→ **Stated exercise**
How many lines of the listing contain the string "install", matching case exactly? Give only the number.

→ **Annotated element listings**
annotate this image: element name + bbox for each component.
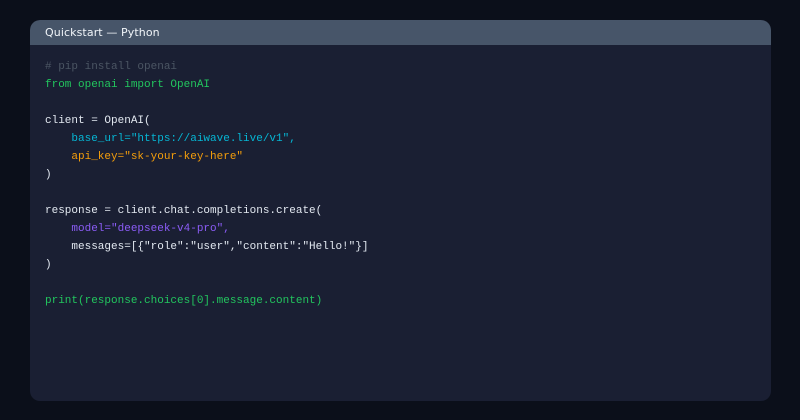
code-panel-header: Quickstart — Python xyxy=(30,20,771,45)
code-panel: Quickstart — Python # pip install openai… xyxy=(30,20,771,401)
code-line-2: from openai import OpenAI xyxy=(45,79,211,91)
code-line-5: base_url="https://aiwave.live/v1", xyxy=(45,133,296,145)
code-line-1: # pip install openai xyxy=(45,61,178,73)
code-line-14: print(response.choices[0].message.conten… xyxy=(45,295,323,307)
code-line-11: messages=[{"role":"user","content":"Hell… xyxy=(45,241,369,253)
code-block[interactable]: # pip install openai from openai import O… xyxy=(45,58,368,310)
code-line-7: ) xyxy=(45,169,52,181)
code-line-12: ) xyxy=(45,259,52,271)
code-line-9: response = client.chat.completions.creat… xyxy=(45,205,323,217)
code-line-4: client = OpenAI( xyxy=(45,115,151,127)
code-panel-title: Quickstart — Python xyxy=(45,26,160,39)
code-line-10: model="deepseek-v4-pro", xyxy=(45,223,230,235)
code-line-6: api_key="sk-your-key-here" xyxy=(45,151,244,163)
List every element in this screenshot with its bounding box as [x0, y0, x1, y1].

→ **Answer below**
3